## [Given problem 1]
Reproduce the fountain pen thread word for word, from "## FGarbrecht" up to and including "to be incorrect.".
## [Given problem 2]
List each pen part named in the title of the fountain pen thread.

──────── Excerpt provided ────────

# What actually keeps a converter or cartridge attached to the FP feed / housing?



## FGarbrecht

Having purchased at least 5 different styles of FP converters and cartridges (all 'standard international') exactly _only one_ makes a good friction fit on the nipple end of a Bock type 180 triple.  I assume therefore that it must be standard practice among FP makers that the *section* needs to be designed so that the diameter of the hole that admits the head of the converter must be exactly sized to friction fit that specific converter or cartridge, or risk the converter coming loose in the pen body and making a big mess.  Is this a correct assumption or am I missing some special sauce or other obvious fact of FP design?  I had assumed that the converter and feed/housing attach solely by friction fit of the nipple, but this would appear to be incorrect.
Thanks


----------



## DrD

Based on what I've with the fountain pens that I've turned, it is friction fit - sometimes good, sometimes, not so good. I have had the converter come off but that was while removing the section from the barrel; no ink was spilled.

──────── Given information ────────

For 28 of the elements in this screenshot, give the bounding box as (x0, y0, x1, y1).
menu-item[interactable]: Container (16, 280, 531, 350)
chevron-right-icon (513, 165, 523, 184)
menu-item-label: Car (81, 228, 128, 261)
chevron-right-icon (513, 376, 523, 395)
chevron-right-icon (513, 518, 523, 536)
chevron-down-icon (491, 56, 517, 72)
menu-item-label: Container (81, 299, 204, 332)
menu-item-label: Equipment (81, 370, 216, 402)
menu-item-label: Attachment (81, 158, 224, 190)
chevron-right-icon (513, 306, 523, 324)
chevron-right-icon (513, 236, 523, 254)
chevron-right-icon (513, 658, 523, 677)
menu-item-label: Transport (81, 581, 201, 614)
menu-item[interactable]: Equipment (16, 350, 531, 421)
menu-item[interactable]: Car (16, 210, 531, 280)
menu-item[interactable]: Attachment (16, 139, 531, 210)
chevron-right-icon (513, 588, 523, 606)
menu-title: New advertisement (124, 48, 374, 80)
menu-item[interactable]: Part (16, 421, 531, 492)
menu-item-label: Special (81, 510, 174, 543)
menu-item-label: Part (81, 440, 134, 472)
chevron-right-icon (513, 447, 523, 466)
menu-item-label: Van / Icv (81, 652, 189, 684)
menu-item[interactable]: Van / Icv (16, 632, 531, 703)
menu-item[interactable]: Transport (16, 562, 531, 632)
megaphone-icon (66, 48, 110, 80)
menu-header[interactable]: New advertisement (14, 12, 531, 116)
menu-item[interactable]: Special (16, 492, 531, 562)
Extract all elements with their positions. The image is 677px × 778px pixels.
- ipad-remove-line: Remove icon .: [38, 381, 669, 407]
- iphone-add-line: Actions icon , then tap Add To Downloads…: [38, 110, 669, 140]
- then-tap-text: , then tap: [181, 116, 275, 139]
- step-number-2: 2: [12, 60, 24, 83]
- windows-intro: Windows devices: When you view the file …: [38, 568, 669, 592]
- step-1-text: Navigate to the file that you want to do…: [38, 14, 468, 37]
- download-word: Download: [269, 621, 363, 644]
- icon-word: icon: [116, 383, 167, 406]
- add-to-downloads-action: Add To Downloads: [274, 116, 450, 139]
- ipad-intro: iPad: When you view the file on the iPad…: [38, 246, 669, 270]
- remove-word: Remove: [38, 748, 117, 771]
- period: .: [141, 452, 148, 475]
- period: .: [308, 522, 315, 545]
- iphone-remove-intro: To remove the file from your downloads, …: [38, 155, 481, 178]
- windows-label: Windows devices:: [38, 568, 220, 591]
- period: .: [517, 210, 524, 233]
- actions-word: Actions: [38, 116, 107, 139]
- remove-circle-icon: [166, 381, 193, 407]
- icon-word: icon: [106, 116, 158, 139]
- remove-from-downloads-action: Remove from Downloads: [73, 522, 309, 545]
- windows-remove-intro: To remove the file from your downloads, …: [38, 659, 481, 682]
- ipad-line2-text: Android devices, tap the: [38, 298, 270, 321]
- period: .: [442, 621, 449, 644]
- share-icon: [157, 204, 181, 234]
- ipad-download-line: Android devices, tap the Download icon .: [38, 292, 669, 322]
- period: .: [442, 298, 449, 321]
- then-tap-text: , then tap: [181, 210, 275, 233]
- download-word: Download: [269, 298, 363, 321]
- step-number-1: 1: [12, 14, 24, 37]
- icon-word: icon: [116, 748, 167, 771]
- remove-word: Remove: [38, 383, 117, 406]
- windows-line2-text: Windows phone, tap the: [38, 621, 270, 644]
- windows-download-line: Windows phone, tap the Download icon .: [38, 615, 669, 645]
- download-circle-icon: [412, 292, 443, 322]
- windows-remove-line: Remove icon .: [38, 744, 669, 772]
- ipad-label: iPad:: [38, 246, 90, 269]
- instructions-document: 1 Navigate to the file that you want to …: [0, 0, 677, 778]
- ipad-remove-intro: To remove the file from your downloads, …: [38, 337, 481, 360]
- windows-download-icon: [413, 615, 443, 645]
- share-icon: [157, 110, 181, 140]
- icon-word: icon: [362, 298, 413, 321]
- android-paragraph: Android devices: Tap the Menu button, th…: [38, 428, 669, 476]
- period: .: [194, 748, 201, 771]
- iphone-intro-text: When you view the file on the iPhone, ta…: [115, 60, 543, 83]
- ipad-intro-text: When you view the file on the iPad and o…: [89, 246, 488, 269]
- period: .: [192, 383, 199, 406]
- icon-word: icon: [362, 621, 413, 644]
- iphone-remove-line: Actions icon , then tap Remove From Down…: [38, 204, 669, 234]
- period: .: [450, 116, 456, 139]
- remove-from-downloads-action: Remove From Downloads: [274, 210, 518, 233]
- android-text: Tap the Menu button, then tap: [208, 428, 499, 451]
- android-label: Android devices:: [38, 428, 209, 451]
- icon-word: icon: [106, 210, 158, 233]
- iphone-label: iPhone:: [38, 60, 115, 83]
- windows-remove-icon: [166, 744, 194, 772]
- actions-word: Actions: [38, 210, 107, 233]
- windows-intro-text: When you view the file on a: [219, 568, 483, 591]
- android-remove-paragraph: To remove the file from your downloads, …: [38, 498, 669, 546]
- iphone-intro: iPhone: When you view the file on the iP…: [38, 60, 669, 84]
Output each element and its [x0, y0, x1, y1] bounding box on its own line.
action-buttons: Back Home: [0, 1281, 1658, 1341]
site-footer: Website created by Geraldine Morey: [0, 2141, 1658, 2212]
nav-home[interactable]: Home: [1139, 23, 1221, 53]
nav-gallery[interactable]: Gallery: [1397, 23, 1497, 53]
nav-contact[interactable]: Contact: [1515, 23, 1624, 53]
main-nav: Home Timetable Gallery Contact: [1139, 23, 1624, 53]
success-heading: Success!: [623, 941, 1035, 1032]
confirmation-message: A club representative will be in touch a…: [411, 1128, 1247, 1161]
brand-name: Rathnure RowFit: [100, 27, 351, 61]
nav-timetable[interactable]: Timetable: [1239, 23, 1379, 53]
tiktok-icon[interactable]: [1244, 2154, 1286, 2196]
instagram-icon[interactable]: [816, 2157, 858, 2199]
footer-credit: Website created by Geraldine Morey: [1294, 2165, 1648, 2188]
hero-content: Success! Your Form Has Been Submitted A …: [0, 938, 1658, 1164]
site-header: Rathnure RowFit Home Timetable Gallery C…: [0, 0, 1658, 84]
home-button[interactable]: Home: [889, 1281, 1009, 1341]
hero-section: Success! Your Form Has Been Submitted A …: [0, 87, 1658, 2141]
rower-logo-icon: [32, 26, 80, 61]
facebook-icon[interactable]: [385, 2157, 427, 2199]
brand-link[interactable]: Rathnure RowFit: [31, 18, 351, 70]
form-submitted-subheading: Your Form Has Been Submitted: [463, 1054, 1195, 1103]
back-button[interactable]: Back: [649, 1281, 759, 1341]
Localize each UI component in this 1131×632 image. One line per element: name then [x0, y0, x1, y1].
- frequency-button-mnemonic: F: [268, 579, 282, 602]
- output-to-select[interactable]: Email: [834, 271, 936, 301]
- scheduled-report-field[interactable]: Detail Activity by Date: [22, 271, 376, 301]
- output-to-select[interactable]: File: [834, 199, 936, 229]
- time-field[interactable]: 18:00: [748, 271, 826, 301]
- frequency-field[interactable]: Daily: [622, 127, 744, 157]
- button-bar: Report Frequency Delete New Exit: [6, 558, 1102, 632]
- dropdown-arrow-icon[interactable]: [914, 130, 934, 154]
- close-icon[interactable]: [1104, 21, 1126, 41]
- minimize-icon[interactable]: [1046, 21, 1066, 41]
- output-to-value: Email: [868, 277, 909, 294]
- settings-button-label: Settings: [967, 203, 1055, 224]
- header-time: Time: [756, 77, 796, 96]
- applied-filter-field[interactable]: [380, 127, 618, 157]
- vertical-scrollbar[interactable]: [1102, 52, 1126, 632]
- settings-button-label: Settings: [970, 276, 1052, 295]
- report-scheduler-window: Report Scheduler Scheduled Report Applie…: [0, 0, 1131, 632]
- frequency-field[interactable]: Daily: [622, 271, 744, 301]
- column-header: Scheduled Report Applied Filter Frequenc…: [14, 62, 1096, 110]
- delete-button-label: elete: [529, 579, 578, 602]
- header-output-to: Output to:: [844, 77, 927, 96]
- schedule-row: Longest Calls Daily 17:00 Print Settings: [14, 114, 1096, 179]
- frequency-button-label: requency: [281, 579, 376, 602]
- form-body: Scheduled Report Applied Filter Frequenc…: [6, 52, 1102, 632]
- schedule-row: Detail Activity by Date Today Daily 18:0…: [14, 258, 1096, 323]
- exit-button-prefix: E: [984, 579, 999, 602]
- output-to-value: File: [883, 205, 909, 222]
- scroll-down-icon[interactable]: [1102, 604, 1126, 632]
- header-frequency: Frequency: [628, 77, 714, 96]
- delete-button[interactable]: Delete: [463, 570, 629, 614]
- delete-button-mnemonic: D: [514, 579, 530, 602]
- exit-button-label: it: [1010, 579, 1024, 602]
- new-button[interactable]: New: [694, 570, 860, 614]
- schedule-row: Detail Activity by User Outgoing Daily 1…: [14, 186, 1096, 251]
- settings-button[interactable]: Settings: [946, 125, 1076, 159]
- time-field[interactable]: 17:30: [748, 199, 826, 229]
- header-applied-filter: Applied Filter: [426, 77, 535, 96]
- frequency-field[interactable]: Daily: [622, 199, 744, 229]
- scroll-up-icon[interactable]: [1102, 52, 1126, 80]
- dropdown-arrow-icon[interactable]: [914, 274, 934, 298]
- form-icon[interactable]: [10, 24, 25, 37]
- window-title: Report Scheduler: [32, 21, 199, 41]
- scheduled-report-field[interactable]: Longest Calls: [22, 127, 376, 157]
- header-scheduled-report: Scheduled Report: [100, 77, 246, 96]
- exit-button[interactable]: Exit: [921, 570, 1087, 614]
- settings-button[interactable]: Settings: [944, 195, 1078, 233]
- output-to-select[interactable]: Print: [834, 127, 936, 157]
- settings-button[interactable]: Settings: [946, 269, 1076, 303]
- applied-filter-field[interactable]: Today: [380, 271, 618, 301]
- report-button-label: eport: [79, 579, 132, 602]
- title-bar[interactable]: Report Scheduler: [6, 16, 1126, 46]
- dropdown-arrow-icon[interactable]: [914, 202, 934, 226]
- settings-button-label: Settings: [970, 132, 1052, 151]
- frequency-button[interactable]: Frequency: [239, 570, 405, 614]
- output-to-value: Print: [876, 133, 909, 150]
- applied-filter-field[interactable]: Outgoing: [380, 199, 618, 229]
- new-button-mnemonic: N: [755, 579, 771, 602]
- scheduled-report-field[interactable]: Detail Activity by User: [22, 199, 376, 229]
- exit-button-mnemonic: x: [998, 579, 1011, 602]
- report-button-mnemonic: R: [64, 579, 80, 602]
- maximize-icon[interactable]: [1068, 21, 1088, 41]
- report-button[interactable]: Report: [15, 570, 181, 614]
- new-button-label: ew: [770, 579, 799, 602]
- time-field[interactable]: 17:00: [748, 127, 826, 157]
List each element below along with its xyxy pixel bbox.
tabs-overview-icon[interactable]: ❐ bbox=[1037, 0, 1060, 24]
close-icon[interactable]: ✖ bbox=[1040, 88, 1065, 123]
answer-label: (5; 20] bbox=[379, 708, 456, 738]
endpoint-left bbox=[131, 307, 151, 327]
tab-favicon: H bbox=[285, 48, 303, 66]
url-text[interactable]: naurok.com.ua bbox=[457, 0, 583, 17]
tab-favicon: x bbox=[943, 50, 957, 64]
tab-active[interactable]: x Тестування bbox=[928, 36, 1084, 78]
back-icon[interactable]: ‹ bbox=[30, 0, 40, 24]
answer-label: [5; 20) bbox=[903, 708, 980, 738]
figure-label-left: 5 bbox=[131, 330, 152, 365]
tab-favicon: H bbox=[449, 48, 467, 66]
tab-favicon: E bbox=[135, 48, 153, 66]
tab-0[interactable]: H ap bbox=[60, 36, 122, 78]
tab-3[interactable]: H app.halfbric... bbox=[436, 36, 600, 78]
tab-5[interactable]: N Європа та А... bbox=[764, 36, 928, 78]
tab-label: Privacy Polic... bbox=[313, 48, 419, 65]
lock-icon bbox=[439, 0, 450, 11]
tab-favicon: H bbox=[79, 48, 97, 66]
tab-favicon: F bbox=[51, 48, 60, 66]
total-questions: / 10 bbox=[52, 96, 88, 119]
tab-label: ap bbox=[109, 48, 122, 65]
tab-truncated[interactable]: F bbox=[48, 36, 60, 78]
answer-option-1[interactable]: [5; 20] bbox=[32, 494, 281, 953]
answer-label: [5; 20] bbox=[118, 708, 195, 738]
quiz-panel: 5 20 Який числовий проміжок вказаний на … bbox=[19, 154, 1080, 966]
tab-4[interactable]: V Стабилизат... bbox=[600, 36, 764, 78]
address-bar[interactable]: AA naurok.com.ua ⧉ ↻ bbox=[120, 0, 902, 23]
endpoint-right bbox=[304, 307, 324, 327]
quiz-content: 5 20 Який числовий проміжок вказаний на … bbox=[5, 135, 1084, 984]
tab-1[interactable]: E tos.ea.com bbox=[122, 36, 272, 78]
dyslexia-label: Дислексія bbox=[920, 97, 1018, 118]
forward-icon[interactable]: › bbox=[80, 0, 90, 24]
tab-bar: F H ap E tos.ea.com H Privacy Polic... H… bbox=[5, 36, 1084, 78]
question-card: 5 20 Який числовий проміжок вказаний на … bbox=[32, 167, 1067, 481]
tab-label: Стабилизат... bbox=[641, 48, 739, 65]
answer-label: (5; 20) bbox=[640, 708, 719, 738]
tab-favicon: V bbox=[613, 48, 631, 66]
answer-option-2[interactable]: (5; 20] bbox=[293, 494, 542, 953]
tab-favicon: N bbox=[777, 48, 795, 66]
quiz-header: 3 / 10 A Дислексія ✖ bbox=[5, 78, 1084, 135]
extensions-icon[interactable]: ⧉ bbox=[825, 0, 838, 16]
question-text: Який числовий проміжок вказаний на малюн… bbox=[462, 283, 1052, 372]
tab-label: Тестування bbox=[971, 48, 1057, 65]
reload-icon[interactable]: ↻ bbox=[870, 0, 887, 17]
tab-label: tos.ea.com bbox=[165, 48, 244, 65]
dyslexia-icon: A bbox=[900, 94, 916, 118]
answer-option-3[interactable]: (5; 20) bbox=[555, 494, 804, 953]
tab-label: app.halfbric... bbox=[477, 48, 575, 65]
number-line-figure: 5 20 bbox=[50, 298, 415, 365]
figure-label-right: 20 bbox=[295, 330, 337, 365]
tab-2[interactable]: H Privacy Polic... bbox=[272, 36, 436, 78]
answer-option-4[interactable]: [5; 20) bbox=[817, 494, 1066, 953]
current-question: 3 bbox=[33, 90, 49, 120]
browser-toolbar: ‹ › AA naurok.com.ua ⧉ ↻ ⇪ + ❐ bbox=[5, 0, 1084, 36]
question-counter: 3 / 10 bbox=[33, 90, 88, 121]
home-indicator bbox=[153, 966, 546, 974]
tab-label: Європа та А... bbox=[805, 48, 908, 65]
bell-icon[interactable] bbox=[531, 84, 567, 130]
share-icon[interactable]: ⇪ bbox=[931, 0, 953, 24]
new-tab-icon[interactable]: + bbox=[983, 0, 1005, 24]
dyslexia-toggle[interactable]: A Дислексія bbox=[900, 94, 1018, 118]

────────

## [Problem solution 1]
## FGarbrecht

Having purchased at least 5 different styles of FP converters and cartridges (all 'standard international') exactly _only one_ makes a good friction fit on the nipple end of a Bock type 180 triple.  I assume therefore that it must be standard practice among FP makers that the *section* needs to be designed so that the diameter of the hole that admits the head of the converter must be exactly sized to friction fit that specific converter or cartridge, or risk the converter coming loose in the pen body and making a big mess.  Is this a correct assumption or am I missing some special sauce or other obvious fact of FP design?  I had assumed that the converter and feed/housing attach solely by friction fit of the nipple, but this would appear to be incorrect.

## [Problem solution 2]
converter
cartridge
FP feed
housing